● WRITTEN INSTRUCTION: Show all lines from the data that include the word "Median".

(Rows from a figure dataset)
────────
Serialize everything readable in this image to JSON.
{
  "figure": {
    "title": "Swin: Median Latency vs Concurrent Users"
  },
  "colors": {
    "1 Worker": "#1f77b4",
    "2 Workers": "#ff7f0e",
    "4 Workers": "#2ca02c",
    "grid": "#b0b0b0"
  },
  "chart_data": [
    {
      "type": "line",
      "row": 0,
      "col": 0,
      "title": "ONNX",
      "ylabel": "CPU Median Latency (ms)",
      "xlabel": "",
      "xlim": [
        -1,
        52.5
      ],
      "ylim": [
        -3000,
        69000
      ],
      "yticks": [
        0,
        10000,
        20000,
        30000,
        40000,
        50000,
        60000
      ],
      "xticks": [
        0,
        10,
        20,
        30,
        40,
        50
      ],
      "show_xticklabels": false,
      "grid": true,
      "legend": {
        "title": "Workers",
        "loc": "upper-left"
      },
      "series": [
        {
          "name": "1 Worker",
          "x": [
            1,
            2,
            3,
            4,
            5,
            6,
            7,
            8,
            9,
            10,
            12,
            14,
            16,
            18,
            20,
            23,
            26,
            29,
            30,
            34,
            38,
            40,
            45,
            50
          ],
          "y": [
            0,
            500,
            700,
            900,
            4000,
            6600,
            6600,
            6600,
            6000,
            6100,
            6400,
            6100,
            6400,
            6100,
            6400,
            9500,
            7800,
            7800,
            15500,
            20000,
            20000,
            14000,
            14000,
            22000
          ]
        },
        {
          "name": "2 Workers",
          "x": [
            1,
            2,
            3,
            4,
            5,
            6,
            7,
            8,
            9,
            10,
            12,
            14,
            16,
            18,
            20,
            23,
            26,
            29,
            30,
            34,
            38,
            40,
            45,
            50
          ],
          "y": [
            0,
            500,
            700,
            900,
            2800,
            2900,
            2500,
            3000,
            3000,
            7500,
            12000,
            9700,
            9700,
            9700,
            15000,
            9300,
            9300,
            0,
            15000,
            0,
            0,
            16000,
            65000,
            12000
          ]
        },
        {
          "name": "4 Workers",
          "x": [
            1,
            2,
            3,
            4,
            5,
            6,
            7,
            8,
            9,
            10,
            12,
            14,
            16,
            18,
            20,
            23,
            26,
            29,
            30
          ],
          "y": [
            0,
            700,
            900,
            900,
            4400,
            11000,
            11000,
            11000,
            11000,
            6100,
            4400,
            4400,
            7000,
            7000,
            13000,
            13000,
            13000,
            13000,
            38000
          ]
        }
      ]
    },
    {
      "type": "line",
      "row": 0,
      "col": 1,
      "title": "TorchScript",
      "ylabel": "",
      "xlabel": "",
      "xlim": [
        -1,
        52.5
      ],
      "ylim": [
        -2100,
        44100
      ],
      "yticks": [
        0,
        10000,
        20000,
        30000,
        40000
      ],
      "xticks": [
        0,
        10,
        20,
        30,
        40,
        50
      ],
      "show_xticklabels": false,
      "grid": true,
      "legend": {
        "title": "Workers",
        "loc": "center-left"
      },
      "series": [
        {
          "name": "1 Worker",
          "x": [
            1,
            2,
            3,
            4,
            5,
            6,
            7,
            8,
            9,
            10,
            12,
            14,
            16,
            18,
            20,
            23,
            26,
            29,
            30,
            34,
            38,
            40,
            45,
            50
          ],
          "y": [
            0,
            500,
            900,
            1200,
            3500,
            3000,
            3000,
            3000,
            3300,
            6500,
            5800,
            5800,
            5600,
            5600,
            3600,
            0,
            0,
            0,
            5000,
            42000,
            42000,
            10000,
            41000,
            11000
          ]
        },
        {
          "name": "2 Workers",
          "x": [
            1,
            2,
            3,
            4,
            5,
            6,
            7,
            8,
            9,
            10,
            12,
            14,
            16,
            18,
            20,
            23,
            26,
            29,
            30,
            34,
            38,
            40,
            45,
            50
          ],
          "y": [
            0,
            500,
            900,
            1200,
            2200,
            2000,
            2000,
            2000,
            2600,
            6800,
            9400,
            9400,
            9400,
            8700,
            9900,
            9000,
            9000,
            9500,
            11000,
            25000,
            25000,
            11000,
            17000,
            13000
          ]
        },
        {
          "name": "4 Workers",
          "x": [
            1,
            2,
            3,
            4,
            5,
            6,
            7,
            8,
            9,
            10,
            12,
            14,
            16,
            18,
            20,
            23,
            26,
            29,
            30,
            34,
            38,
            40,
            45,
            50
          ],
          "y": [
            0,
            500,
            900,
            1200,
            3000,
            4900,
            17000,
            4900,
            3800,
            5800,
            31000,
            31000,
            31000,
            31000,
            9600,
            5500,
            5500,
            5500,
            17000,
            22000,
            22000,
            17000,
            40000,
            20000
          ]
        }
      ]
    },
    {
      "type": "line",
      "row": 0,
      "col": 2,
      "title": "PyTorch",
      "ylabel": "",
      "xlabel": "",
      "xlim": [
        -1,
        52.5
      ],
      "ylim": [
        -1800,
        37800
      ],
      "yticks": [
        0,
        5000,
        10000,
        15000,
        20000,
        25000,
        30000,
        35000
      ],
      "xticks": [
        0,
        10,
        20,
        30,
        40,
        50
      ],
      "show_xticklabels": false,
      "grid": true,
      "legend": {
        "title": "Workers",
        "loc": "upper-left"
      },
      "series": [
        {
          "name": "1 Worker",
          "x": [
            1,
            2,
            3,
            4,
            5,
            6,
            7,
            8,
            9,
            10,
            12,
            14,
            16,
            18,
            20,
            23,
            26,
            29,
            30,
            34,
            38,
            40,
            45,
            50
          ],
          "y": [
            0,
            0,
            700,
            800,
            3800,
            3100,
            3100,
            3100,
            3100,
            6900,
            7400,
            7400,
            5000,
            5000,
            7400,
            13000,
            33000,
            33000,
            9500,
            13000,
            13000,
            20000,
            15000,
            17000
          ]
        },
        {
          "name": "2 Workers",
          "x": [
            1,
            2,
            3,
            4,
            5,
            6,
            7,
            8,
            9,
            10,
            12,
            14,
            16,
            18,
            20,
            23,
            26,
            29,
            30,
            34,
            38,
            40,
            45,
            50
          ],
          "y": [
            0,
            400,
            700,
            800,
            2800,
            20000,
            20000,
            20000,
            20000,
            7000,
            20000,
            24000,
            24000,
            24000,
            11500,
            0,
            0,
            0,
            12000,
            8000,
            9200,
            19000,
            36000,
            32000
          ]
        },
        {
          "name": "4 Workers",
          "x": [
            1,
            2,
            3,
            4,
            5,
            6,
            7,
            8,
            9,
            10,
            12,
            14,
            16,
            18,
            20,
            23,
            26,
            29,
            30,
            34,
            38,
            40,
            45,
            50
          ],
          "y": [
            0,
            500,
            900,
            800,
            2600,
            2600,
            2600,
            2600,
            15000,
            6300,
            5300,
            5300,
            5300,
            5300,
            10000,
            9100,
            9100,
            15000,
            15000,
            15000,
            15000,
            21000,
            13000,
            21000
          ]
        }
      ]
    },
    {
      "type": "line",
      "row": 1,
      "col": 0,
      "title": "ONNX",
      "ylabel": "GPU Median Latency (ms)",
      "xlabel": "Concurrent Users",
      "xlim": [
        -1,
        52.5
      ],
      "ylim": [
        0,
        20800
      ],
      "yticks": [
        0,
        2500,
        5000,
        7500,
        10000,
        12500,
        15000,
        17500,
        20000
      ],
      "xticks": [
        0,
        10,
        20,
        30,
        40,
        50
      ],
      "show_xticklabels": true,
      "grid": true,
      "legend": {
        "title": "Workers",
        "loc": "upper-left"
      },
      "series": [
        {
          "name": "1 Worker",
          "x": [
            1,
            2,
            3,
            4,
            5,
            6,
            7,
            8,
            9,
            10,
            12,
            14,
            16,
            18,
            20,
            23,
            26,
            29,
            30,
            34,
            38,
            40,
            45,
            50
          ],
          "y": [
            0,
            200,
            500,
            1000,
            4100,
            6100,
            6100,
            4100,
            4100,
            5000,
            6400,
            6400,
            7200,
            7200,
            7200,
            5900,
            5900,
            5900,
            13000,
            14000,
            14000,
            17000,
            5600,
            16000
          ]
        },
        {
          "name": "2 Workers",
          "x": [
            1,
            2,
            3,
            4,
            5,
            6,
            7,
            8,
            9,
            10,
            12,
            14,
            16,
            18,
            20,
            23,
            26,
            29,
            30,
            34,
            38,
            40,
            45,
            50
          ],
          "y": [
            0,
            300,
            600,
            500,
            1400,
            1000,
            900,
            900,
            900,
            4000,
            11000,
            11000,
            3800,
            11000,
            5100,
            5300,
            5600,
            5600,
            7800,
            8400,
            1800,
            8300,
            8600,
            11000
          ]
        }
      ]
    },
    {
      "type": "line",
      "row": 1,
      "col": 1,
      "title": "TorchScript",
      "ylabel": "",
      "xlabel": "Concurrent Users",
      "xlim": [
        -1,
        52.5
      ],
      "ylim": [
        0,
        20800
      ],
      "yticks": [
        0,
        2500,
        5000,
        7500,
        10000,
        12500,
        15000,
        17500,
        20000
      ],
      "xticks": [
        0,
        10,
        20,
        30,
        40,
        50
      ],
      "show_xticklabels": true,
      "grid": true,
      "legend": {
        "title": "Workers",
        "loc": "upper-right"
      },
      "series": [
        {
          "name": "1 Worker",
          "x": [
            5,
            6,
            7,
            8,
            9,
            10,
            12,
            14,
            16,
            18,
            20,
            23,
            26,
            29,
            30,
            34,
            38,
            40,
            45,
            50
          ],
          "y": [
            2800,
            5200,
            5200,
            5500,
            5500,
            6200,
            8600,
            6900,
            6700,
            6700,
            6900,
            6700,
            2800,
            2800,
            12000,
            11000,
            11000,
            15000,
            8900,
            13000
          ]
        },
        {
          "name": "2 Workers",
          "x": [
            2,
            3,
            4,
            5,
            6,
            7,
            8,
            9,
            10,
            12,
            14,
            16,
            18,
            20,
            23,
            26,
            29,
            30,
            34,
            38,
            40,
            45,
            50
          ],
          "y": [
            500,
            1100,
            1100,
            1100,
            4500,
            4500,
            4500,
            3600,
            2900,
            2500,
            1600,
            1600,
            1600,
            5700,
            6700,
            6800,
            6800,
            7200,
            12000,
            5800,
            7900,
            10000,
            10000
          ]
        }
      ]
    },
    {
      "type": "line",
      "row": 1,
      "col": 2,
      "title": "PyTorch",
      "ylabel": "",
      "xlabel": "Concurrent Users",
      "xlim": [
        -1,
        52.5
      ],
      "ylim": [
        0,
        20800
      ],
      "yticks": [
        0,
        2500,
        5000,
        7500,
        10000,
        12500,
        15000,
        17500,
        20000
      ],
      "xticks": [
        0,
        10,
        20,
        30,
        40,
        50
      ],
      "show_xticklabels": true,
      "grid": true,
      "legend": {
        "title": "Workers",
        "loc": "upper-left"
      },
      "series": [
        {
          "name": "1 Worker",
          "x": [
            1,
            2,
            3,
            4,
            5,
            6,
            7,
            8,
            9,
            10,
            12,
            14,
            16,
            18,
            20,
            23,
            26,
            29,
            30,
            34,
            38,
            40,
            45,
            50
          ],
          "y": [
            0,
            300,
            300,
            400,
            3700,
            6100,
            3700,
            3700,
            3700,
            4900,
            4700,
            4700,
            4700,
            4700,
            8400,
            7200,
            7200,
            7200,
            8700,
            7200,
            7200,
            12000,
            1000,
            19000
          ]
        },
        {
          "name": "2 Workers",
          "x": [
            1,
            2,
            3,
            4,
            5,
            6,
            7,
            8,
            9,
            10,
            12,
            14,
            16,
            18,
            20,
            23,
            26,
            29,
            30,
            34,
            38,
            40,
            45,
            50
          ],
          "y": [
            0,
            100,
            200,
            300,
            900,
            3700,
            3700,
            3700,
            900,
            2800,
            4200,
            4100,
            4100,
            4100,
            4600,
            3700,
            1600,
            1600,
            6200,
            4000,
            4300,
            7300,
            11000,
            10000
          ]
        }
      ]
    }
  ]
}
────────
● FINISHED TASK:
    "title": "Swin: Median Latency vs Concurrent Users"
      "ylabel": "CPU Median Latency (ms)",
      "ylabel": "GPU Median Latency (ms)",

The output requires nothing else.